(Dataset records)
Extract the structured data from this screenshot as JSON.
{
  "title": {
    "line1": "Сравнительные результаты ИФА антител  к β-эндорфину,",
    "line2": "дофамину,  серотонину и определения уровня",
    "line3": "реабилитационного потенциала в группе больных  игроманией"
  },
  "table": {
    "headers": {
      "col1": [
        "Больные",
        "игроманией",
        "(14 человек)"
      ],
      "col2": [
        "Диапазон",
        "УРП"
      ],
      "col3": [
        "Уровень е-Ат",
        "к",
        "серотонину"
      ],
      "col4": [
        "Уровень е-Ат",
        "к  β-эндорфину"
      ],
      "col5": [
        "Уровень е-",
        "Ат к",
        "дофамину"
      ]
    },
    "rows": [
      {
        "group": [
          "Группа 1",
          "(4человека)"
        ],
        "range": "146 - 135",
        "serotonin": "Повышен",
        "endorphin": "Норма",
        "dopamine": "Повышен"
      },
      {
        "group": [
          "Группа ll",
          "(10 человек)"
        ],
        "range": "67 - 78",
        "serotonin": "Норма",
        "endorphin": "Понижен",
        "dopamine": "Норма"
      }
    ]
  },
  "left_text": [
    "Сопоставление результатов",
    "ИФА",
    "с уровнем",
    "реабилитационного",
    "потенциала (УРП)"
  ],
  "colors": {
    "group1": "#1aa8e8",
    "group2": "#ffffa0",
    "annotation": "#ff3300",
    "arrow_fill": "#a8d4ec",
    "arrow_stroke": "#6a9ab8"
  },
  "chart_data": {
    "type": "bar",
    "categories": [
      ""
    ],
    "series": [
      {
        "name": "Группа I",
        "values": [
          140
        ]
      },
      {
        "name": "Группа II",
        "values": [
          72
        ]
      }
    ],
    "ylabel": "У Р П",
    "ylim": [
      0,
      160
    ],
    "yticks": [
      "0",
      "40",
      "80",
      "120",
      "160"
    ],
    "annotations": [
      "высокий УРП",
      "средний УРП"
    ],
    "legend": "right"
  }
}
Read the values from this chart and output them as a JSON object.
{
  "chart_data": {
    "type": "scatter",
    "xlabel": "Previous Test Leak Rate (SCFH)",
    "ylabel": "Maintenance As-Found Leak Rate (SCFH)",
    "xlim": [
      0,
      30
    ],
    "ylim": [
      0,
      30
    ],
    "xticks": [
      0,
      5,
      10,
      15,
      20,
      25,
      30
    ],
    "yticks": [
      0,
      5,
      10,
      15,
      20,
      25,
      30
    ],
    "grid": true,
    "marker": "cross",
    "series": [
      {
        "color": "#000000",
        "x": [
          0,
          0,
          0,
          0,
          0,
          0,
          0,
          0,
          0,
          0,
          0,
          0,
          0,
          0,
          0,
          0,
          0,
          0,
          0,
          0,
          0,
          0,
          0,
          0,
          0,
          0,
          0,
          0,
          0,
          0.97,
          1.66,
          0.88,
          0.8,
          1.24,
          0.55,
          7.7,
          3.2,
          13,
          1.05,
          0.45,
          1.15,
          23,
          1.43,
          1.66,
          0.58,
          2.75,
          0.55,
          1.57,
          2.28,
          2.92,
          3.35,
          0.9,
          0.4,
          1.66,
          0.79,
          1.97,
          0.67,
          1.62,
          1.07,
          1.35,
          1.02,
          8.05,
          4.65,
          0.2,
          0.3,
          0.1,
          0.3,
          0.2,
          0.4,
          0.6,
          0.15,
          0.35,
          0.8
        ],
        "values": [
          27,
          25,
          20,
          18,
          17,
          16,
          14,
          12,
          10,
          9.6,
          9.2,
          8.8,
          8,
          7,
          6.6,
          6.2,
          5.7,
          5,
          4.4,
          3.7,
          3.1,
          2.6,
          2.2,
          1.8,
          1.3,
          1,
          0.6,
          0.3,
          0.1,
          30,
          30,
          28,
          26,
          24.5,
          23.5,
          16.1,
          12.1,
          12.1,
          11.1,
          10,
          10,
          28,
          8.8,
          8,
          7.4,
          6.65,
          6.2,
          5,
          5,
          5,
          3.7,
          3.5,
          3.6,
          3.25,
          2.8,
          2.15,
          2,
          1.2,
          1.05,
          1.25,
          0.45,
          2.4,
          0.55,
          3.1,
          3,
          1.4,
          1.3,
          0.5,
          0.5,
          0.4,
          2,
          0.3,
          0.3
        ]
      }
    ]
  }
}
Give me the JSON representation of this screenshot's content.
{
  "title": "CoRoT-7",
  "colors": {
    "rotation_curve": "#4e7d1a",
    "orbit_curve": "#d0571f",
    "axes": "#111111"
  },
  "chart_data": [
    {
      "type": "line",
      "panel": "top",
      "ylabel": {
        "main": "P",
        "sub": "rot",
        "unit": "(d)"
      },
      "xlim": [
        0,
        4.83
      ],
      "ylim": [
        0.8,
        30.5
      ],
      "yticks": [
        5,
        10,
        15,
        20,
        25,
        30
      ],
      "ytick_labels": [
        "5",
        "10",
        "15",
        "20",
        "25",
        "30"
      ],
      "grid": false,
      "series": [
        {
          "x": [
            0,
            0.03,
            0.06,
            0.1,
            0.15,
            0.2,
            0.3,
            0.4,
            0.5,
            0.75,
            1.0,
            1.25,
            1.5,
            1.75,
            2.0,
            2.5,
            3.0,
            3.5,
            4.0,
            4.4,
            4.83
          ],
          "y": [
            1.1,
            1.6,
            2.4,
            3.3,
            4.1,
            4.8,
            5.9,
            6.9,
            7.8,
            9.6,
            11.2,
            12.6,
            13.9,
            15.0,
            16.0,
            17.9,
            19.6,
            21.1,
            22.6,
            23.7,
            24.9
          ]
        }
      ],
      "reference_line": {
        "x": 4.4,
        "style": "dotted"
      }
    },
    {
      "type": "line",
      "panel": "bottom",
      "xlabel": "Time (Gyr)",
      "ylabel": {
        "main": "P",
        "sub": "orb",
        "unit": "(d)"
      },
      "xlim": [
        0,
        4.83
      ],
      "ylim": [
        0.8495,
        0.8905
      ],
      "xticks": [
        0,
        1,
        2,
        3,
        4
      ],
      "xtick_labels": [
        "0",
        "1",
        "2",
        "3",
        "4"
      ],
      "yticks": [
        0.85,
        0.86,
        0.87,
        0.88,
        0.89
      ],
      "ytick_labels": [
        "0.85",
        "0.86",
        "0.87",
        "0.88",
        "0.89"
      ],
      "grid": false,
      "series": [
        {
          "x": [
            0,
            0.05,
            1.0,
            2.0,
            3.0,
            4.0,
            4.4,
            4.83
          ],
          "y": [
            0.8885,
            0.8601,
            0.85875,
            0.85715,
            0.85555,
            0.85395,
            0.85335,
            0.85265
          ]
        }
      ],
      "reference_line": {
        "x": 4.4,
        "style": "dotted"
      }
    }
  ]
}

Set problem
Output the complete data exactly as written.

Response for this exercise
Extract the structured data from this screenshot as JSON.
{
  "title": {
    "line1": "Сравнительные результаты ИФА антител  к β-эндорфину,",
    "line2": "дофамину,  серотонину и определения уровня",
    "line3": "реабилитационного потенциала в группе больных  игроманией"
  },
  "table": {
    "headers": {
      "col1": [
        "Больные",
        "игроманией",
        "(14 человек)"
      ],
      "col2": [
        "Диапазон",
        "УРП"
      ],
      "col3": [
        "Уровень е-Ат",
        "к",
        "серотонину"
      ],
      "col4": [
        "Уровень е-Ат",
        "к  β-эндорфину"
      ],
      "col5": [
        "Уровень е-",
        "Ат к",
        "дофамину"
      ]
    },
    "rows": [
      {
        "group": [
          "Группа 1",
          "(4человека)"
        ],
        "range": "146 - 135",
        "serotonin": "Повышен",
        "endorphin": "Норма",
        "dopamine": "Повышен"
      },
      {
        "group": [
          "Группа ll",
          "(10 человек)"
        ],
        "range": "67 - 78",
        "serotonin": "Норма",
        "endorphin": "Понижен",
        "dopamine": "Норма"
      }
    ]
  },
  "left_text": [
    "Сопоставление результатов",
    "ИФА",
    "с уровнем",
    "реабилитационного",
    "потенциала (УРП)"
  ],
  "colors": {
    "group1": "#1aa8e8",
    "group2": "#ffffa0",
    "annotation": "#ff3300",
    "arrow_fill": "#a8d4ec",
    "arrow_stroke": "#6a9ab8"
  },
  "chart_data": {
    "type": "bar",
    "categories": [
      ""
    ],
    "series": [
      {
        "name": "Группа I",
        "values": [
          140
        ]
      },
      {
        "name": "Группа II",
        "values": [
          72
        ]
      }
    ],
    "ylabel": "У Р П",
    "ylim": [
      0,
      160
    ],
    "yticks": [
      "0",
      "40",
      "80",
      "120",
      "160"
    ],
    "annotations": [
      "высокий УРП",
      "средний УРП"
    ],
    "legend": "right"
  }
}
Read the values from this chart and output them as a JSON object.
{
  "chart_data": {
    "type": "scatter",
    "xlabel": "Previous Test Leak Rate (SCFH)",
    "ylabel": "Maintenance As-Found Leak Rate (SCFH)",
    "xlim": [
      0,
      30
    ],
    "ylim": [
      0,
      30
    ],
    "xticks": [
      0,
      5,
      10,
      15,
      20,
      25,
      30
    ],
    "yticks": [
      0,
      5,
      10,
      15,
      20,
      25,
      30
    ],
    "grid": true,
    "marker": "cross",
    "series": [
      {
        "color": "#000000",
        "x": [
          0,
          0,
          0,
          0,
          0,
          0,
          0,
          0,
          0,
          0,
          0,
          0,
          0,
          0,
          0,
          0,
          0,
          0,
          0,
          0,
          0,
          0,
          0,
          0,
          0,
          0,
          0,
          0,
          0,
          0.97,
          1.66,
          0.88,
          0.8,
          1.24,
          0.55,
          7.7,
          3.2,
          13,
          1.05,
          0.45,
          1.15,
          23,
          1.43,
          1.66,
          0.58,
          2.75,
          0.55,
          1.57,
          2.28,
          2.92,
          3.35,
          0.9,
          0.4,
          1.66,
          0.79,
          1.97,
          0.67,
          1.62,
          1.07,
          1.35,
          1.02,
          8.05,
          4.65,
          0.2,
          0.3,
          0.1,
          0.3,
          0.2,
          0.4,
          0.6,
          0.15,
          0.35,
          0.8
        ],
        "values": [
          27,
          25,
          20,
          18,
          17,
          16,
          14,
          12,
          10,
          9.6,
          9.2,
          8.8,
          8,
          7,
          6.6,
          6.2,
          5.7,
          5,
          4.4,
          3.7,
          3.1,
          2.6,
          2.2,
          1.8,
          1.3,
          1,
          0.6,
          0.3,
          0.1,
          30,
          30,
          28,
          26,
          24.5,
          23.5,
          16.1,
          12.1,
          12.1,
          11.1,
          10,
          10,
          28,
          8.8,
          8,
          7.4,
          6.65,
          6.2,
          5,
          5,
          5,
          3.7,
          3.5,
          3.6,
          3.25,
          2.8,
          2.15,
          2,
          1.2,
          1.05,
          1.25,
          0.45,
          2.4,
          0.55,
          3.1,
          3,
          1.4,
          1.3,
          0.5,
          0.5,
          0.4,
          2,
          0.3,
          0.3
        ]
      }
    ]
  }
}
Give me the JSON representation of this screenshot's content.
{
  "title": "CoRoT-7",
  "colors": {
    "rotation_curve": "#4e7d1a",
    "orbit_curve": "#d0571f",
    "axes": "#111111"
  },
  "chart_data": [
    {
      "type": "line",
      "panel": "top",
      "ylabel": {
        "main": "P",
        "sub": "rot",
        "unit": "(d)"
      },
      "xlim": [
        0,
        4.83
      ],
      "ylim": [
        0.8,
        30.5
      ],
      "yticks": [
        5,
        10,
        15,
        20,
        25,
        30
      ],
      "ytick_labels": [
        "5",
        "10",
        "15",
        "20",
        "25",
        "30"
      ],
      "grid": false,
      "series": [
        {
          "x": [
            0,
            0.03,
            0.06,
            0.1,
            0.15,
            0.2,
            0.3,
            0.4,
            0.5,
            0.75,
            1.0,
            1.25,
            1.5,
            1.75,
            2.0,
            2.5,
            3.0,
            3.5,
            4.0,
            4.4,
            4.83
          ],
          "y": [
            1.1,
            1.6,
            2.4,
            3.3,
            4.1,
            4.8,
            5.9,
            6.9,
            7.8,
            9.6,
            11.2,
            12.6,
            13.9,
            15.0,
            16.0,
            17.9,
            19.6,
            21.1,
            22.6,
            23.7,
            24.9
          ]
        }
      ],
      "reference_line": {
        "x": 4.4,
        "style": "dotted"
      }
    },
    {
      "type": "line",
      "panel": "bottom",
      "xlabel": "Time (Gyr)",
      "ylabel": {
        "main": "P",
        "sub": "orb",
        "unit": "(d)"
      },
      "xlim": [
        0,
        4.83
      ],
      "ylim": [
        0.8495,
        0.8905
      ],
      "xticks": [
        0,
        1,
        2,
        3,
        4
      ],
      "xtick_labels": [
        "0",
        "1",
        "2",
        "3",
        "4"
      ],
      "yticks": [
        0.85,
        0.86,
        0.87,
        0.88,
        0.89
      ],
      "ytick_labels": [
        "0.85",
        "0.86",
        "0.87",
        "0.88",
        "0.89"
      ],
      "grid": false,
      "series": [
        {
          "x": [
            0,
            0.05,
            1.0,
            2.0,
            3.0,
            4.0,
            4.4,
            4.83
          ],
          "y": [
            0.8885,
            0.8601,
            0.85875,
            0.85715,
            0.85555,
            0.85395,
            0.85335,
            0.85265
          ]
        }
      ],
      "reference_line": {
        "x": 4.4,
        "style": "dotted"
      }
    }
  ]
}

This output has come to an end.